(Rows from a figure dataset)
------------------------------------------------

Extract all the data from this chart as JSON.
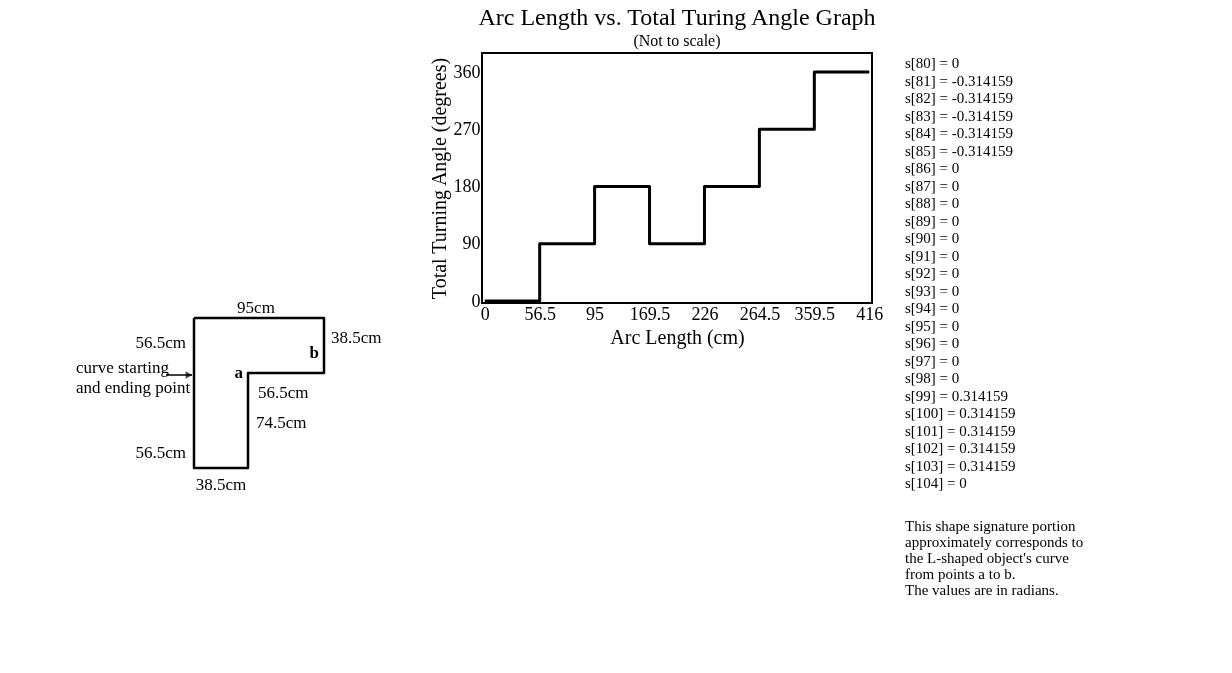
{
  "chart_data": [
    {
      "type": "other",
      "annotations": [
        "95cm",
        "56.5cm",
        "38.5cm",
        "b",
        "curve starting",
        "and ending point",
        "a",
        "56.5cm",
        "74.5cm",
        "56.5cm",
        "38.5cm"
      ]
    },
    {
      "type": "step",
      "title": "Arc Length vs. Total Turing Angle Graph",
      "subtitle": "(Not to scale)",
      "xlabel": "Arc Length (cm)",
      "ylabel": "Total Turning Angle (degrees)",
      "categories": [
        "0",
        "56.5",
        "95",
        "169.5",
        "226",
        "264.5",
        "359.5",
        "416"
      ],
      "values": [
        0,
        90,
        180,
        90,
        180,
        270,
        360,
        360
      ],
      "color": "#000000",
      "ylim": [
        -3,
        390
      ],
      "yticks": [
        0,
        90,
        180,
        270,
        360
      ],
      "grid": false
    },
    {
      "type": "other",
      "annotations": [
        "s[80] = 0",
        "s[81] = -0.314159",
        "s[82] = -0.314159",
        "s[83] = -0.314159",
        "s[84] = -0.314159",
        "s[85] = -0.314159",
        "s[86] = 0",
        "s[87] = 0",
        "s[88] = 0",
        "s[89] = 0",
        "s[90] = 0",
        "s[91] = 0",
        "s[92] = 0",
        "s[93] = 0",
        "s[94] = 0",
        "s[95] = 0",
        "s[96] = 0",
        "s[97] = 0",
        "s[98] = 0",
        "s[99] = 0.314159",
        "s[100] = 0.314159",
        "s[101] = 0.314159",
        "s[102] = 0.314159",
        "s[103] = 0.314159",
        "s[104] = 0",
        "This shape signature portion",
        "approximately corresponds to",
        "the L-shaped object's curve",
        "from points a to b.",
        "The values are in radians."
      ]
    }
  ]
}
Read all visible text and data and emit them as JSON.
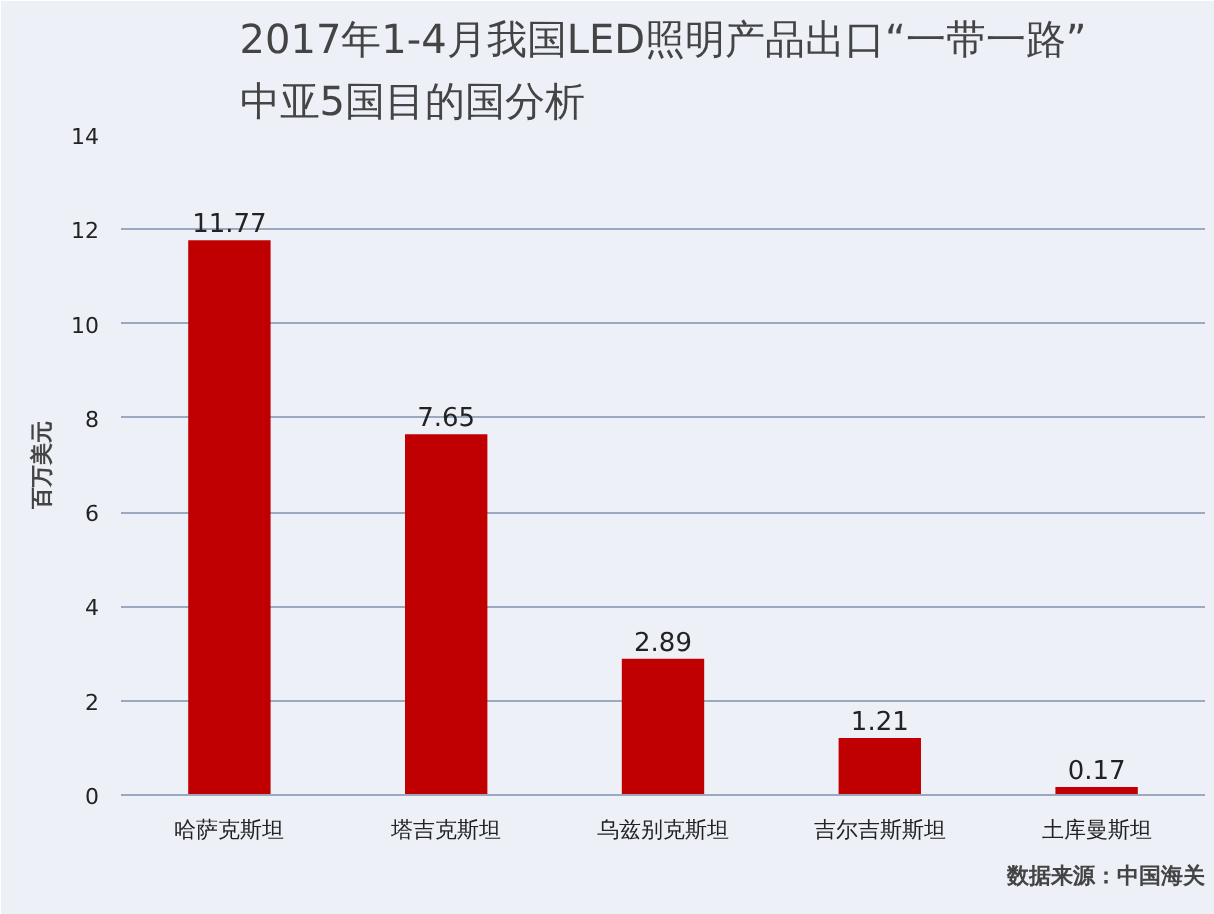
{
  "chart_data": {
    "type": "bar",
    "title": "2017年1-4月我国LED照明产品出口“一带一路”\n中亚5国目的国分析",
    "ylabel": "百万美元",
    "categories": [
      "哈萨克斯坦",
      "塔吉克斯坦",
      "乌兹别克斯坦",
      "吉尔吉斯斯坦",
      "土库曼斯坦"
    ],
    "values": [
      11.77,
      7.65,
      2.89,
      1.21,
      0.17
    ],
    "color": "#c00000",
    "ylim": [
      0,
      14
    ],
    "yticks": [
      0,
      2,
      4,
      6,
      8,
      10,
      12,
      14
    ],
    "grid": "y",
    "data_labels": true,
    "annotations": [
      "数据来源：中国海关"
    ]
  }
}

------------------------------------------------

■ **TASK DIRECTIONS**
Pull every line containing "values" from the data.

■ **SOLUTION**
      "values": [
        "The values are in radians."
    "values": [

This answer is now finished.